**Problem to solve**
Reproduce all of the rows below verbatim, from the first to the last, and omit the pictures from your copy.

[Visual layout records]
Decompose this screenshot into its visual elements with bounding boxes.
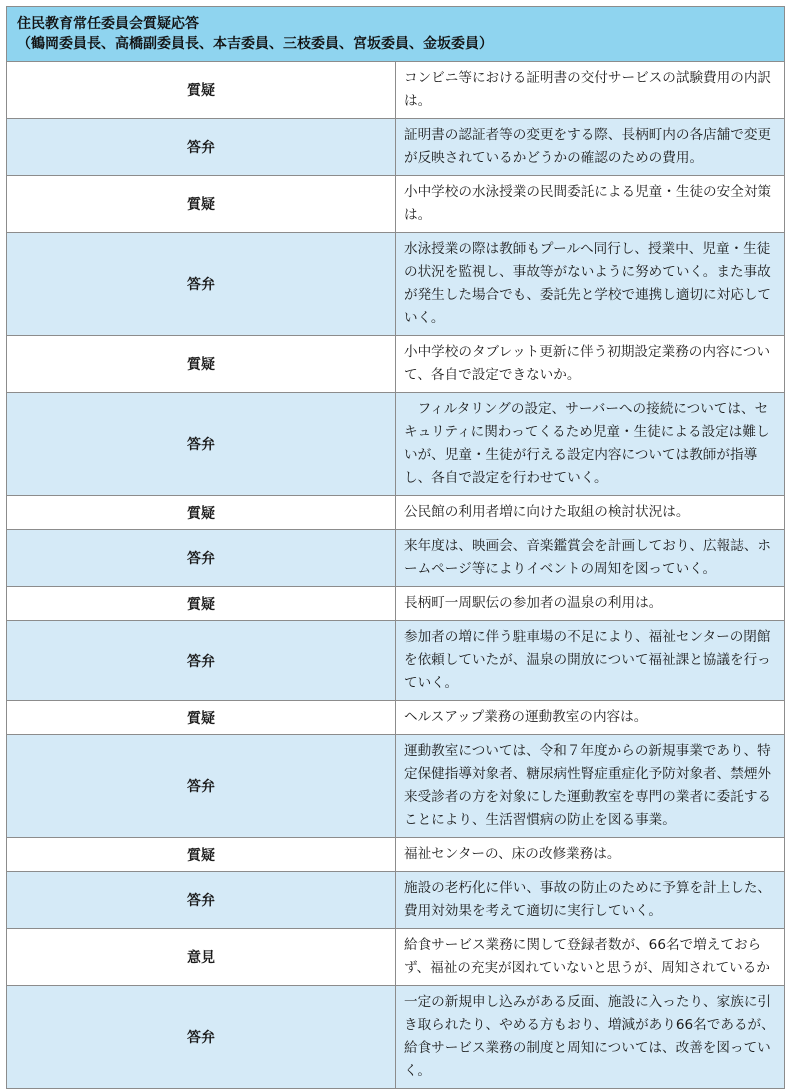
committee-members: （鶴岡委員長、高橋副委員長、本吉委員、三枝委員、宮坂委員、金坂委員） <box>17 36 493 52</box>
answer-row <box>7 621 785 701</box>
question-label: 質疑 <box>7 176 396 233</box>
question-text: 小中学校のタブレット更新に伴う初期設定業務の内容について、各自で設定できないか。 <box>396 336 785 393</box>
question-label: 質疑 <box>7 587 396 621</box>
answer-label: 答弁 <box>7 119 396 176</box>
answer-label: 答弁 <box>7 621 396 701</box>
question-row <box>7 587 785 621</box>
answer-label: 答弁 <box>7 735 396 838</box>
answer-text: 施設の老朽化に伴い、事故の防止のために予算を計上した、費用対効果を考えて適切に実行していく。 <box>396 872 785 929</box>
question-text: ヘルスアップ業務の運動教室の内容は。 <box>396 701 785 735</box>
question-row <box>7 929 785 986</box>
question-row <box>7 336 785 393</box>
question-text: 福祉センターの、床の改修業務は。 <box>396 838 785 872</box>
question-row <box>7 838 785 872</box>
question-label: 質疑 <box>7 336 396 393</box>
qa-document <box>6 6 785 1089</box>
answer-row <box>7 393 785 496</box>
qa-table <box>6 6 785 1089</box>
answer-row <box>7 119 785 176</box>
question-label: 質疑 <box>7 62 396 119</box>
answer-text: 運動教室については、令和７年度からの新規事業であり、特定保健指導対象者、糖尿病性腎症重症化予防対象者、禁煙外来受診者の方を対象にした運動教室を専門の業者に委託することにより、生活習慣病の防止を図る事業。 <box>396 735 785 838</box>
answer-row <box>7 530 785 587</box>
answer-label: 答弁 <box>7 872 396 929</box>
question-row <box>7 62 785 119</box>
table-header-row <box>7 7 785 62</box>
answer-row <box>7 233 785 336</box>
answer-text: 証明書の認証者等の変更をする際、長柄町内の各店舗で変更が反映されているかどうかの確認のための費用。 <box>396 119 785 176</box>
answer-text: 来年度は、映画会、音楽鑑賞会を計画しており、広報誌、ホームページ等によりイベントの周知を図っていく。 <box>396 530 785 587</box>
answer-label: 答弁 <box>7 530 396 587</box>
question-row <box>7 496 785 530</box>
question-row <box>7 176 785 233</box>
answer-label: 答弁 <box>7 233 396 336</box>
question-text: 給食サービス業務に関して登録者数が、66名で増えておらず、福祉の充実が図れていないと思うが、周知されているか <box>396 929 785 986</box>
question-text: 公民館の利用者増に向けた取組の検討状況は。 <box>396 496 785 530</box>
answer-label: 答弁 <box>7 986 396 1089</box>
question-label: 質疑 <box>7 496 396 530</box>
answer-text: 一定の新規申し込みがある反面、施設に入ったり、家族に引き取られたり、やめる方もおり、増減があり66名であるが、給食サービス業務の制度と周知については、改善を図っていく。 <box>396 986 785 1089</box>
question-label: 質疑 <box>7 838 396 872</box>
committee-title: 住民教育常任委員会質疑応答 <box>17 16 199 32</box>
question-label: 意見 <box>7 929 396 986</box>
answer-label: 答弁 <box>7 393 396 496</box>
answer-row <box>7 986 785 1089</box>
answer-text: フィルタリングの設定、サーバーへの接続については、セキュリティに関わってくるため児童・生徒による設定は難しいが、児童・生徒が行える設定内容については教師が指導し、各自で設定を行わせていく。 <box>396 393 785 496</box>
question-label: 質疑 <box>7 701 396 735</box>
question-text: 長柄町一周駅伝の参加者の温泉の利用は。 <box>396 587 785 621</box>
question-text: コンビニ等における証明書の交付サービスの試験費用の内訳は。 <box>396 62 785 119</box>
answer-row <box>7 872 785 929</box>
table-header <box>7 7 785 62</box>
question-text: 小中学校の水泳授業の民間委託による児童・生徒の安全対策は。 <box>396 176 785 233</box>
answer-text: 参加者の増に伴う駐車場の不足により、福祉センターの閉館を依頼していたが、温泉の開放について福祉課と協議を行っていく。 <box>396 621 785 701</box>
question-row <box>7 701 785 735</box>
answer-row <box>7 735 785 838</box>
answer-text: 水泳授業の際は教師もプールへ同行し、授業中、児童・生徒の状況を監視し、事故等がないように努めていく。また事故が発生した場合でも、委託先と学校で連携し適切に対応していく。 <box>396 233 785 336</box>
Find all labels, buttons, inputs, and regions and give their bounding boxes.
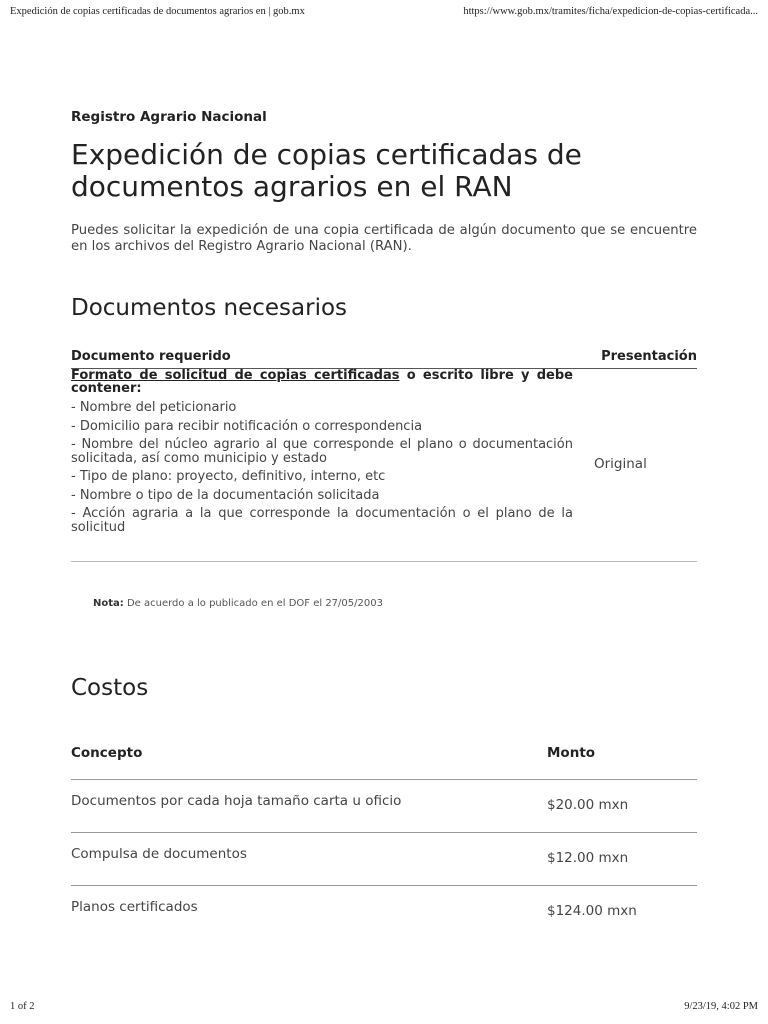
requirement-item: - Nombre o tipo de la documentación solicitada (71, 487, 380, 503)
costs-table-header (71, 745, 697, 780)
print-footer (10, 1001, 758, 1017)
note-text: De acuerdo a lo publicado en el DOF el 27/05/2003 (123, 598, 383, 609)
requirement-item: - Nombre del núcleo agrario al que corresponde el plano o documentación solicitada, así como municipio y estado (71, 437, 573, 466)
requirement-item: - Nombre del peticionario (71, 400, 237, 415)
required-document-intro-text: o escrito libre y debe contener: (71, 368, 573, 396)
cost-amount: $12.00 mxn (547, 850, 629, 866)
cost-concept: Planos certificados (71, 899, 198, 915)
requirement-item: - Tipo de plano: proyecto, definitivo, interno, etc (71, 469, 386, 484)
requirement-item: - Acción agraria a la que corresponde la documentación o el plano de la solicitud (71, 506, 573, 535)
required-document-intro (71, 369, 573, 395)
intro-paragraph: Puedes solicitar la expedición de una copia certificada de algún documento que se encuentre en los archivos del Registro Agrario Nacional (RAN). (71, 223, 697, 254)
cost-row (71, 780, 697, 833)
cost-concept: Compulsa de documentos (71, 846, 247, 862)
required-document-cell (71, 369, 573, 539)
cost-amount: $124.00 mxn (547, 903, 637, 919)
note (93, 598, 383, 609)
column-header-presentation: Presentación (601, 349, 697, 364)
agency-name: Registro Agrario Nacional (71, 109, 267, 125)
note-label: Nota: (93, 598, 124, 609)
column-header-document: Documento requerido (71, 349, 231, 364)
cost-amount: $20.00 mxn (547, 797, 629, 813)
request-form-link[interactable]: Formato de solicitud de copias certificadas (71, 368, 400, 383)
column-header-concept: Concepto (71, 745, 143, 761)
documents-heading: Documentos necesarios (71, 295, 348, 321)
print-page-title: Expedición de copias certificadas de documentos agrarios en | gob.mx (10, 6, 305, 17)
presentation-value: Original (594, 456, 647, 472)
documents-table-row (71, 369, 697, 562)
column-header-amount: Monto (547, 745, 596, 761)
print-datetime: 9/23/19, 4:02 PM (684, 1001, 758, 1012)
cost-row (71, 886, 697, 938)
cost-row (71, 833, 697, 886)
requirement-item: - Domicilio para recibir notificación o correspondencia (71, 418, 423, 434)
print-page-count: 1 of 2 (10, 1001, 35, 1012)
documents-table-header (71, 349, 697, 369)
print-header (10, 6, 758, 22)
costs-heading: Costos (71, 675, 149, 701)
print-url: https://www.gob.mx/tramites/ficha/expedicion-de-copias-certificada... (463, 6, 758, 17)
cost-concept: Documentos por cada hoja tamaño carta u oficio (71, 793, 402, 809)
page-title: Expedición de copias certificadas de documentos agrarios en el RAN (71, 138, 582, 203)
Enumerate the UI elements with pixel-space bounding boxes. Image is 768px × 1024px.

**Solution for this task**
Decompose this screenshot into its visual elements with bounding boxes.
committee-members: （鶴岡委員長、高橋副委員長、本吉委員、三枝委員、宮坂委員、金坂委員） <box>17 36 493 52</box>
answer-row <box>7 621 785 701</box>
question-label: 質疑 <box>7 176 396 233</box>
question-text: 小中学校のタブレット更新に伴う初期設定業務の内容について、各自で設定できないか。 <box>396 336 785 393</box>
question-label: 質疑 <box>7 587 396 621</box>
answer-label: 答弁 <box>7 119 396 176</box>
answer-label: 答弁 <box>7 621 396 701</box>
question-row <box>7 587 785 621</box>
answer-label: 答弁 <box>7 735 396 838</box>
answer-text: 施設の老朽化に伴い、事故の防止のために予算を計上した、費用対効果を考えて適切に実行していく。 <box>396 872 785 929</box>
question-text: ヘルスアップ業務の運動教室の内容は。 <box>396 701 785 735</box>
question-row <box>7 929 785 986</box>
question-row <box>7 336 785 393</box>
question-text: 福祉センターの、床の改修業務は。 <box>396 838 785 872</box>
question-row <box>7 838 785 872</box>
question-label: 質疑 <box>7 336 396 393</box>
qa-document <box>6 6 785 1089</box>
answer-row <box>7 393 785 496</box>
qa-table <box>6 6 785 1089</box>
answer-row <box>7 119 785 176</box>
question-label: 質疑 <box>7 62 396 119</box>
answer-text: 運動教室については、令和７年度からの新規事業であり、特定保健指導対象者、糖尿病性腎症重症化予防対象者、禁煙外来受診者の方を対象にした運動教室を専門の業者に委託することにより、生活習慣病の防止を図る事業。 <box>396 735 785 838</box>
answer-row <box>7 530 785 587</box>
answer-label: 答弁 <box>7 872 396 929</box>
question-row <box>7 62 785 119</box>
table-header-row <box>7 7 785 62</box>
answer-row <box>7 233 785 336</box>
answer-text: 証明書の認証者等の変更をする際、長柄町内の各店舗で変更が反映されているかどうかの確認のための費用。 <box>396 119 785 176</box>
answer-text: 来年度は、映画会、音楽鑑賞会を計画しており、広報誌、ホームページ等によりイベントの周知を図っていく。 <box>396 530 785 587</box>
answer-label: 答弁 <box>7 530 396 587</box>
question-row <box>7 496 785 530</box>
question-row <box>7 176 785 233</box>
answer-label: 答弁 <box>7 233 396 336</box>
question-text: 給食サービス業務に関して登録者数が、66名で増えておらず、福祉の充実が図れていないと思うが、周知されているか <box>396 929 785 986</box>
question-text: 公民館の利用者増に向けた取組の検討状況は。 <box>396 496 785 530</box>
answer-label: 答弁 <box>7 986 396 1089</box>
question-label: 質疑 <box>7 496 396 530</box>
answer-text: 一定の新規申し込みがある反面、施設に入ったり、家族に引き取られたり、やめる方もおり、増減があり66名であるが、給食サービス業務の制度と周知については、改善を図っていく。 <box>396 986 785 1089</box>
question-label: 質疑 <box>7 838 396 872</box>
committee-title: 住民教育常任委員会質疑応答 <box>17 16 199 32</box>
question-label: 意見 <box>7 929 396 986</box>
answer-label: 答弁 <box>7 393 396 496</box>
answer-row <box>7 986 785 1089</box>
answer-text: フィルタリングの設定、サーバーへの接続については、セキュリティに関わってくるため児童・生徒による設定は難しいが、児童・生徒が行える設定内容については教師が指導し、各自で設定を行わせていく。 <box>396 393 785 496</box>
question-label: 質疑 <box>7 701 396 735</box>
question-text: 長柄町一周駅伝の参加者の温泉の利用は。 <box>396 587 785 621</box>
question-text: コンビニ等における証明書の交付サービスの試験費用の内訳は。 <box>396 62 785 119</box>
answer-row <box>7 872 785 929</box>
table-header <box>7 7 785 62</box>
question-text: 小中学校の水泳授業の民間委託による児童・生徒の安全対策は。 <box>396 176 785 233</box>
answer-text: 参加者の増に伴う駐車場の不足により、福祉センターの閉館を依頼していたが、温泉の開放について福祉課と協議を行っていく。 <box>396 621 785 701</box>
question-row <box>7 701 785 735</box>
answer-row <box>7 735 785 838</box>
answer-text: 水泳授業の際は教師もプールへ同行し、授業中、児童・生徒の状況を監視し、事故等がないように努めていく。また事故が発生した場合でも、委託先と学校で連携し適切に対応していく。 <box>396 233 785 336</box>
Find all labels, buttons, inputs, and regions and give their bounding boxes.
requirement-item: - Nombre o tipo de la documentación solicitada (71, 487, 380, 503)
costs-table-header (71, 745, 697, 780)
print-footer (10, 1001, 758, 1017)
note-text: De acuerdo a lo publicado en el DOF el 27/05/2003 (123, 598, 383, 609)
requirement-item: - Nombre del núcleo agrario al que corresponde el plano o documentación solicitada, así como municipio y estado (71, 437, 573, 466)
requirement-item: - Nombre del peticionario (71, 400, 237, 415)
required-document-intro-text: o escrito libre y debe contener: (71, 368, 573, 396)
cost-amount: $12.00 mxn (547, 850, 629, 866)
cost-concept: Planos certificados (71, 899, 198, 915)
requirement-item: - Tipo de plano: proyecto, definitivo, interno, etc (71, 469, 386, 484)
requirement-item: - Acción agraria a la que corresponde la documentación o el plano de la solicitud (71, 506, 573, 535)
required-document-intro (71, 369, 573, 395)
intro-paragraph: Puedes solicitar la expedición de una copia certificada de algún documento que se encuentre en los archivos del Registro Agrario Nacional (RAN). (71, 223, 697, 254)
cost-row (71, 780, 697, 833)
cost-concept: Compulsa de documentos (71, 846, 247, 862)
required-document-cell (71, 369, 573, 539)
cost-amount: $124.00 mxn (547, 903, 637, 919)
note (93, 598, 383, 609)
column-header-presentation: Presentación (601, 349, 697, 364)
agency-name: Registro Agrario Nacional (71, 109, 267, 125)
note-label: Nota: (93, 598, 124, 609)
column-header-document: Documento requerido (71, 349, 231, 364)
cost-amount: $20.00 mxn (547, 797, 629, 813)
request-form-link[interactable]: Formato de solicitud de copias certificadas (71, 368, 400, 383)
column-header-concept: Concepto (71, 745, 143, 761)
documents-heading: Documentos necesarios (71, 295, 348, 321)
print-page-title: Expedición de copias certificadas de documentos agrarios en | gob.mx (10, 6, 305, 17)
presentation-value: Original (594, 456, 647, 472)
documents-table-row (71, 369, 697, 562)
column-header-amount: Monto (547, 745, 596, 761)
print-datetime: 9/23/19, 4:02 PM (684, 1001, 758, 1012)
cost-row (71, 886, 697, 938)
cost-row (71, 833, 697, 886)
requirement-item: - Domicilio para recibir notificación o correspondencia (71, 418, 423, 434)
print-page-count: 1 of 2 (10, 1001, 35, 1012)
documents-table-header (71, 349, 697, 369)
print-header (10, 6, 758, 22)
costs-heading: Costos (71, 675, 149, 701)
print-url: https://www.gob.mx/tramites/ficha/expedicion-de-copias-certificada... (463, 6, 758, 17)
cost-concept: Documentos por cada hoja tamaño carta u oficio (71, 793, 402, 809)
page-title: Expedición de copias certificadas de documentos agrarios en el RAN (71, 138, 582, 203)
Enumerate the UI elements with pixel-space bounding boxes. Image is 768px × 1024px.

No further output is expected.